▸ Record set:
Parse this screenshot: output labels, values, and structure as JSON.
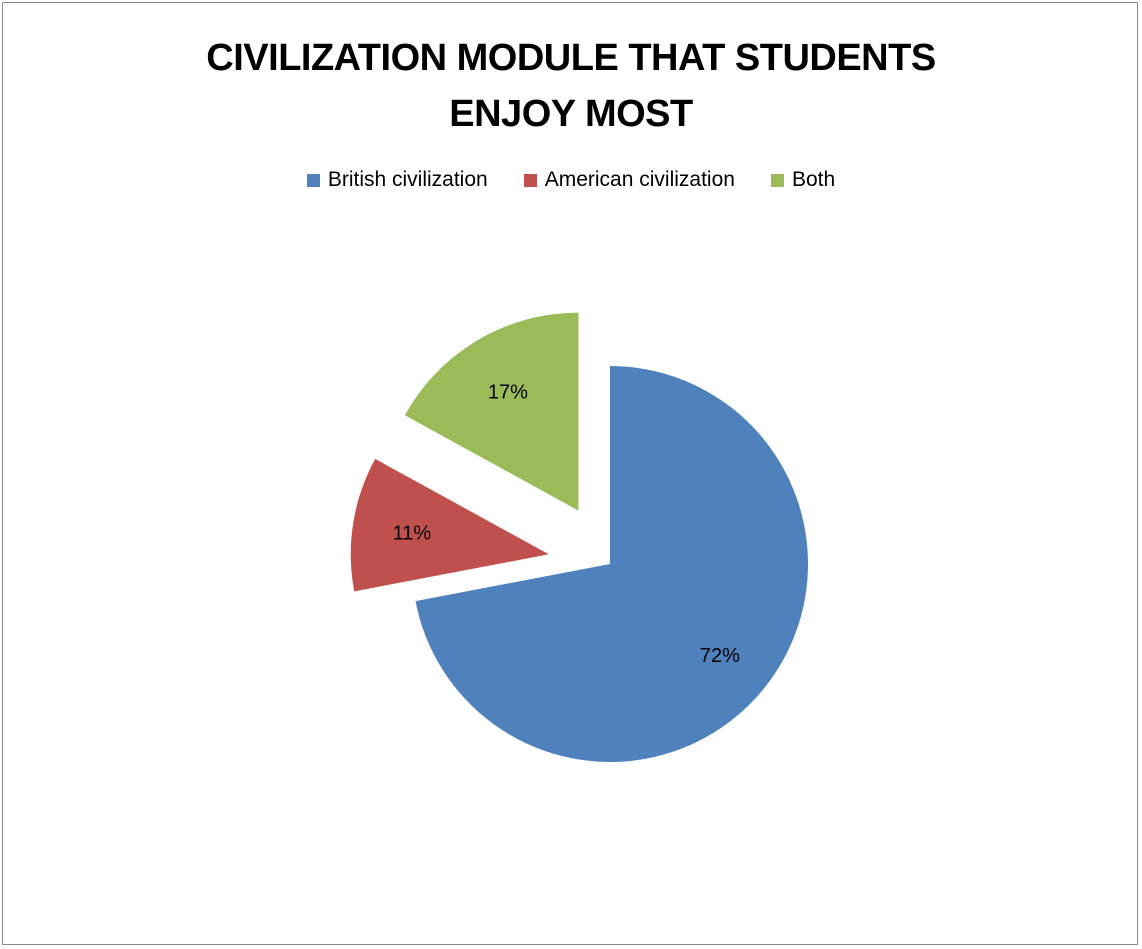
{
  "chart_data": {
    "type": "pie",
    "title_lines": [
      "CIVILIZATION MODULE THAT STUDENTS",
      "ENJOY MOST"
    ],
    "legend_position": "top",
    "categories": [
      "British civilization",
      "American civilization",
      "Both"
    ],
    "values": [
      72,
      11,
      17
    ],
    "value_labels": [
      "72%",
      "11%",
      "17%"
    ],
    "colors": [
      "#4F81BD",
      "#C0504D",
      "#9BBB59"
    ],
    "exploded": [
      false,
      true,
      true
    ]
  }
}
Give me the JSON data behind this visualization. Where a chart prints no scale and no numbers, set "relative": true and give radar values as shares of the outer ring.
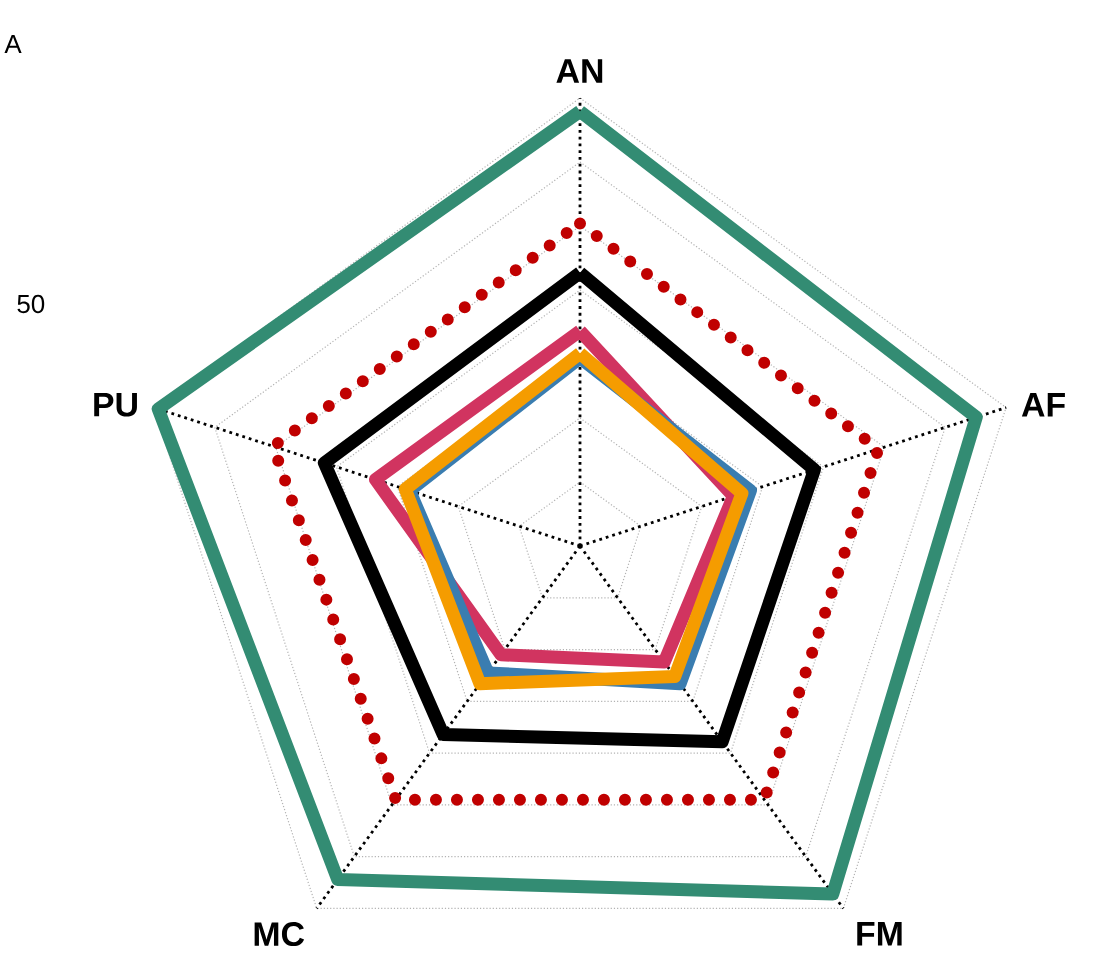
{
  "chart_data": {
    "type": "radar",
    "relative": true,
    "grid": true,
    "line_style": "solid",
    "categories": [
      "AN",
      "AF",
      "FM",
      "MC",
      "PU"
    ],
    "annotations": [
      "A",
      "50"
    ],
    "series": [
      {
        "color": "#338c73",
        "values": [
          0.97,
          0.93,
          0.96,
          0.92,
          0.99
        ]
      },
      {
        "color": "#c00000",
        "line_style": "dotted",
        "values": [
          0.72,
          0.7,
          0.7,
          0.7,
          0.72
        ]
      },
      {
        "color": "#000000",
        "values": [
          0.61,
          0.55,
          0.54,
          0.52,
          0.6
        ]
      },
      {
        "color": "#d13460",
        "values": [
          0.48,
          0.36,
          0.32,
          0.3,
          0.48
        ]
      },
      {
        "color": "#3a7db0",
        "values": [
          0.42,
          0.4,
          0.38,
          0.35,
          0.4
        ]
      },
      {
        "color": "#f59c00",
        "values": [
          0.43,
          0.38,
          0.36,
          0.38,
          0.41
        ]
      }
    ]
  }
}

▸ Given request: Output an exact copy of the material, with the pictures removed.

▸ Output:
Parse this screenshot: output labels, values, and structure as JSON.
{
  "chart_data": {
    "type": "pie",
    "title_lines": [
      "CIVILIZATION MODULE THAT STUDENTS",
      "ENJOY MOST"
    ],
    "legend_position": "top",
    "categories": [
      "British civilization",
      "American civilization",
      "Both"
    ],
    "values": [
      72,
      11,
      17
    ],
    "value_labels": [
      "72%",
      "11%",
      "17%"
    ],
    "colors": [
      "#4F81BD",
      "#C0504D",
      "#9BBB59"
    ],
    "exploded": [
      false,
      true,
      true
    ]
  }
}
Give me the JSON data behind this visualization. Where a chart prints no scale and no numbers, set "relative": true and give radar values as shares of the outer ring.
{
  "chart_data": {
    "type": "radar",
    "relative": true,
    "grid": true,
    "line_style": "solid",
    "categories": [
      "AN",
      "AF",
      "FM",
      "MC",
      "PU"
    ],
    "annotations": [
      "A",
      "50"
    ],
    "series": [
      {
        "color": "#338c73",
        "values": [
          0.97,
          0.93,
          0.96,
          0.92,
          0.99
        ]
      },
      {
        "color": "#c00000",
        "line_style": "dotted",
        "values": [
          0.72,
          0.7,
          0.7,
          0.7,
          0.72
        ]
      },
      {
        "color": "#000000",
        "values": [
          0.61,
          0.55,
          0.54,
          0.52,
          0.6
        ]
      },
      {
        "color": "#d13460",
        "values": [
          0.48,
          0.36,
          0.32,
          0.3,
          0.48
        ]
      },
      {
        "color": "#3a7db0",
        "values": [
          0.42,
          0.4,
          0.38,
          0.35,
          0.4
        ]
      },
      {
        "color": "#f59c00",
        "values": [
          0.43,
          0.38,
          0.36,
          0.38,
          0.41
        ]
      }
    ]
  }
}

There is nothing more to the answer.